#### [Work instructions]
Can you transcribe every record below exactly as it appears?

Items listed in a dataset
+++
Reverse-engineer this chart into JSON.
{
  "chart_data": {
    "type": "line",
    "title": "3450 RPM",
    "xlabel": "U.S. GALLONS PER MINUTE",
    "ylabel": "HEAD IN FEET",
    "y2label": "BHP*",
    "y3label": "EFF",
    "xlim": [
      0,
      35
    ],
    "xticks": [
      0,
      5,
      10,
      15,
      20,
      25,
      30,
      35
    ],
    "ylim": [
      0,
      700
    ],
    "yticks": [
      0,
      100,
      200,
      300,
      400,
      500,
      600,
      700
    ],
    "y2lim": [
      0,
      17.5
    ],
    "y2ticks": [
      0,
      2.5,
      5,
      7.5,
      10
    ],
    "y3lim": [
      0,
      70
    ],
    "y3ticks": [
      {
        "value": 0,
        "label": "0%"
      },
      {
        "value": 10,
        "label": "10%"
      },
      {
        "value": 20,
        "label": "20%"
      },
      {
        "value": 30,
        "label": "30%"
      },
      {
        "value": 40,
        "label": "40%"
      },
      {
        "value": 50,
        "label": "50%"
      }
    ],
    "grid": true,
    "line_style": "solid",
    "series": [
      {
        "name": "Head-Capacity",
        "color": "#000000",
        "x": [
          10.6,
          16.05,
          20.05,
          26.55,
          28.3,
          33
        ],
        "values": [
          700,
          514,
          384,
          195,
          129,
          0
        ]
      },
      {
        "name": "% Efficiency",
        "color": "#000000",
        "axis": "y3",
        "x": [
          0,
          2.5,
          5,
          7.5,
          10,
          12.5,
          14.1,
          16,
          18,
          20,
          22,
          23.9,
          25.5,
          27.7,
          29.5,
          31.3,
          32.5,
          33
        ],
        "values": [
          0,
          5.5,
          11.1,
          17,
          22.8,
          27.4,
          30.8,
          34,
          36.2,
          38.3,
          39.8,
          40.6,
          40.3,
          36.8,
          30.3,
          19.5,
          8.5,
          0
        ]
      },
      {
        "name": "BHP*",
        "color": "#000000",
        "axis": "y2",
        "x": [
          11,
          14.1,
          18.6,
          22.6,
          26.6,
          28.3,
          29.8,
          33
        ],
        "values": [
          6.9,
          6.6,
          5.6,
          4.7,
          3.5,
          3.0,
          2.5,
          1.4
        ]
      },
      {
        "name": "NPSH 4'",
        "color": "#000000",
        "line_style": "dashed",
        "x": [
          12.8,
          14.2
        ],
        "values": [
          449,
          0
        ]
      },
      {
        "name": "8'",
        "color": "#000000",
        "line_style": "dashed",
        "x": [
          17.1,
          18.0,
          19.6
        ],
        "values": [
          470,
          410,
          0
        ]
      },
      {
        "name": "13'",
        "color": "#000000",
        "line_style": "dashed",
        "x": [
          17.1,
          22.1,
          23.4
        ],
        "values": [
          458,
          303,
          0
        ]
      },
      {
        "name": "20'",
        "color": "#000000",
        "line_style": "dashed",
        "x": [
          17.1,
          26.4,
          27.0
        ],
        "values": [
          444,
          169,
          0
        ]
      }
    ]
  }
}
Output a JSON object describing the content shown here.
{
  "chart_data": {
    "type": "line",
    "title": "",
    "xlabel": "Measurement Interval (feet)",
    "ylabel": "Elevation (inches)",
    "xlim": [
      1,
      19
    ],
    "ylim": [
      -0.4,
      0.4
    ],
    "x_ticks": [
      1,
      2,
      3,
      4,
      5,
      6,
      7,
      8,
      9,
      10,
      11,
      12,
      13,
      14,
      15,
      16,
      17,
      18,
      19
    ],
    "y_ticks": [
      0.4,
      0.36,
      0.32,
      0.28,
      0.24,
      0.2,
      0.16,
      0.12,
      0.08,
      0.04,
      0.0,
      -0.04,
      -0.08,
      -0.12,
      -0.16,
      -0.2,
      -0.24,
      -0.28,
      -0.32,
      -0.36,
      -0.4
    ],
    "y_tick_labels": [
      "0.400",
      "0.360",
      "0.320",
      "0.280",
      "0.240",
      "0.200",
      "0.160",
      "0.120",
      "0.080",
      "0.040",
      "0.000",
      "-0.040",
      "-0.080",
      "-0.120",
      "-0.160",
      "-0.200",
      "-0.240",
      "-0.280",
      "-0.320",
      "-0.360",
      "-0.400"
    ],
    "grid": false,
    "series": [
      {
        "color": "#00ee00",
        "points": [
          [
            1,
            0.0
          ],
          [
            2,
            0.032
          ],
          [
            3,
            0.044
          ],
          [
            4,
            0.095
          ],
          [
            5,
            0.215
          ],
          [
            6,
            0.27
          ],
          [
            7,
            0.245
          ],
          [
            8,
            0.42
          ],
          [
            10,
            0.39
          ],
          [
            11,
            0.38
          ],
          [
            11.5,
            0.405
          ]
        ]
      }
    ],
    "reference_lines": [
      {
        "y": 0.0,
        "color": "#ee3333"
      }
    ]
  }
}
+++
#### [Answer to the exercise]
Reverse-engineer this chart into JSON.
{
  "chart_data": {
    "type": "line",
    "title": "3450 RPM",
    "xlabel": "U.S. GALLONS PER MINUTE",
    "ylabel": "HEAD IN FEET",
    "y2label": "BHP*",
    "y3label": "EFF",
    "xlim": [
      0,
      35
    ],
    "xticks": [
      0,
      5,
      10,
      15,
      20,
      25,
      30,
      35
    ],
    "ylim": [
      0,
      700
    ],
    "yticks": [
      0,
      100,
      200,
      300,
      400,
      500,
      600,
      700
    ],
    "y2lim": [
      0,
      17.5
    ],
    "y2ticks": [
      0,
      2.5,
      5,
      7.5,
      10
    ],
    "y3lim": [
      0,
      70
    ],
    "y3ticks": [
      {
        "value": 0,
        "label": "0%"
      },
      {
        "value": 10,
        "label": "10%"
      },
      {
        "value": 20,
        "label": "20%"
      },
      {
        "value": 30,
        "label": "30%"
      },
      {
        "value": 40,
        "label": "40%"
      },
      {
        "value": 50,
        "label": "50%"
      }
    ],
    "grid": true,
    "line_style": "solid",
    "series": [
      {
        "name": "Head-Capacity",
        "color": "#000000",
        "x": [
          10.6,
          16.05,
          20.05,
          26.55,
          28.3,
          33
        ],
        "values": [
          700,
          514,
          384,
          195,
          129,
          0
        ]
      },
      {
        "name": "% Efficiency",
        "color": "#000000",
        "axis": "y3",
        "x": [
          0,
          2.5,
          5,
          7.5,
          10,
          12.5,
          14.1,
          16,
          18,
          20,
          22,
          23.9,
          25.5,
          27.7,
          29.5,
          31.3,
          32.5,
          33
        ],
        "values": [
          0,
          5.5,
          11.1,
          17,
          22.8,
          27.4,
          30.8,
          34,
          36.2,
          38.3,
          39.8,
          40.6,
          40.3,
          36.8,
          30.3,
          19.5,
          8.5,
          0
        ]
      },
      {
        "name": "BHP*",
        "color": "#000000",
        "axis": "y2",
        "x": [
          11,
          14.1,
          18.6,
          22.6,
          26.6,
          28.3,
          29.8,
          33
        ],
        "values": [
          6.9,
          6.6,
          5.6,
          4.7,
          3.5,
          3.0,
          2.5,
          1.4
        ]
      },
      {
        "name": "NPSH 4'",
        "color": "#000000",
        "line_style": "dashed",
        "x": [
          12.8,
          14.2
        ],
        "values": [
          449,
          0
        ]
      },
      {
        "name": "8'",
        "color": "#000000",
        "line_style": "dashed",
        "x": [
          17.1,
          18.0,
          19.6
        ],
        "values": [
          470,
          410,
          0
        ]
      },
      {
        "name": "13'",
        "color": "#000000",
        "line_style": "dashed",
        "x": [
          17.1,
          22.1,
          23.4
        ],
        "values": [
          458,
          303,
          0
        ]
      },
      {
        "name": "20'",
        "color": "#000000",
        "line_style": "dashed",
        "x": [
          17.1,
          26.4,
          27.0
        ],
        "values": [
          444,
          169,
          0
        ]
      }
    ]
  }
}
Output a JSON object describing the content shown here.
{
  "chart_data": {
    "type": "line",
    "title": "",
    "xlabel": "Measurement Interval (feet)",
    "ylabel": "Elevation (inches)",
    "xlim": [
      1,
      19
    ],
    "ylim": [
      -0.4,
      0.4
    ],
    "x_ticks": [
      1,
      2,
      3,
      4,
      5,
      6,
      7,
      8,
      9,
      10,
      11,
      12,
      13,
      14,
      15,
      16,
      17,
      18,
      19
    ],
    "y_ticks": [
      0.4,
      0.36,
      0.32,
      0.28,
      0.24,
      0.2,
      0.16,
      0.12,
      0.08,
      0.04,
      0.0,
      -0.04,
      -0.08,
      -0.12,
      -0.16,
      -0.2,
      -0.24,
      -0.28,
      -0.32,
      -0.36,
      -0.4
    ],
    "y_tick_labels": [
      "0.400",
      "0.360",
      "0.320",
      "0.280",
      "0.240",
      "0.200",
      "0.160",
      "0.120",
      "0.080",
      "0.040",
      "0.000",
      "-0.040",
      "-0.080",
      "-0.120",
      "-0.160",
      "-0.200",
      "-0.240",
      "-0.280",
      "-0.320",
      "-0.360",
      "-0.400"
    ],
    "grid": false,
    "series": [
      {
        "color": "#00ee00",
        "points": [
          [
            1,
            0.0
          ],
          [
            2,
            0.032
          ],
          [
            3,
            0.044
          ],
          [
            4,
            0.095
          ],
          [
            5,
            0.215
          ],
          [
            6,
            0.27
          ],
          [
            7,
            0.245
          ],
          [
            8,
            0.42
          ],
          [
            10,
            0.39
          ],
          [
            11,
            0.38
          ],
          [
            11.5,
            0.405
          ]
        ]
      }
    ],
    "reference_lines": [
      {
        "y": 0.0,
        "color": "#ee3333"
      }
    ]
  }
}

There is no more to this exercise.